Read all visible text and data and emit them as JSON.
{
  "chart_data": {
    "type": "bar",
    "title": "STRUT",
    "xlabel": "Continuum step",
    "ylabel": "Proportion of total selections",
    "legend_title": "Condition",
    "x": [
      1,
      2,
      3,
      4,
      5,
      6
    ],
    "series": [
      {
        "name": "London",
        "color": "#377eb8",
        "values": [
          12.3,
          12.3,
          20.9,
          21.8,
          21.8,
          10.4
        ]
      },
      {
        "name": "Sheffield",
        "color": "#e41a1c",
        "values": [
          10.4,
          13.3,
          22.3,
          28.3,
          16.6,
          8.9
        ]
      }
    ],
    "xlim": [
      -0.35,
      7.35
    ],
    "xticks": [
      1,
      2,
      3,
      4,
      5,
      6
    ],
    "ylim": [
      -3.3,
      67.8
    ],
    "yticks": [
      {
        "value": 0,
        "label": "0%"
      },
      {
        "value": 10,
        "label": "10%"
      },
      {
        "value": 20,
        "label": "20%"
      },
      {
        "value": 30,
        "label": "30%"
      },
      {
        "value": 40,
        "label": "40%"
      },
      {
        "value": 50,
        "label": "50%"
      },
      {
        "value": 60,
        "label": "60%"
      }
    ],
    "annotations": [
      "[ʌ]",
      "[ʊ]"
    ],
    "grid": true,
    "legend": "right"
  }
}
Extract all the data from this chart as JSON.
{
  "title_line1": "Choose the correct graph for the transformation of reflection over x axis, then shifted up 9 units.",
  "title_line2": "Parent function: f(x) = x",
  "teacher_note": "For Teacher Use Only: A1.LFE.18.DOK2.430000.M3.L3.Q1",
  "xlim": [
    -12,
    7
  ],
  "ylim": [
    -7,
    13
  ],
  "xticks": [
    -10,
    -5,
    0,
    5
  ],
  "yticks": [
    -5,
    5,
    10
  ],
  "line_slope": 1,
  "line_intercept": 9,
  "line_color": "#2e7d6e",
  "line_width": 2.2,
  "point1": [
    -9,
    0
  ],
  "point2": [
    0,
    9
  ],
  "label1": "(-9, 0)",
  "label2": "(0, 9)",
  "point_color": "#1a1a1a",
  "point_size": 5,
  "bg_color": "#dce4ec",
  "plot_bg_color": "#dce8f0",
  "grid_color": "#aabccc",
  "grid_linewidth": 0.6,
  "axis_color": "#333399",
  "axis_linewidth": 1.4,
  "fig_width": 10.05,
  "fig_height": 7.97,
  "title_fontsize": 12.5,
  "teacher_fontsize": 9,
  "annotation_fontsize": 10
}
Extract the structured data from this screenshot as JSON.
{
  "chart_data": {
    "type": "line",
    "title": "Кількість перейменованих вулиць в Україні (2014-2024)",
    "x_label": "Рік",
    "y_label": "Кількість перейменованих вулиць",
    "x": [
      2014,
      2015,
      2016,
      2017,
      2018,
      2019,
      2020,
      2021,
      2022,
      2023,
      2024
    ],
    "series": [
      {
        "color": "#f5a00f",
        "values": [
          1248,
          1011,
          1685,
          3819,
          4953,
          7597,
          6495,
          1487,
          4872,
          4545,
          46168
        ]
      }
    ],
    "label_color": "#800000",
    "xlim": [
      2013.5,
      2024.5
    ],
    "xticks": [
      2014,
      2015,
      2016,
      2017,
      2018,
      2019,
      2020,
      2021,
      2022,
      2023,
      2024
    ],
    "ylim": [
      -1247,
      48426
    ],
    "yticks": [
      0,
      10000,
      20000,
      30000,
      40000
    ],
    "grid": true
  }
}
---*---
• WHAT YOU HAVE TO DO: Only the count is needed: the number of lines in the data that include the word "JSON".

• RESPONSE: 3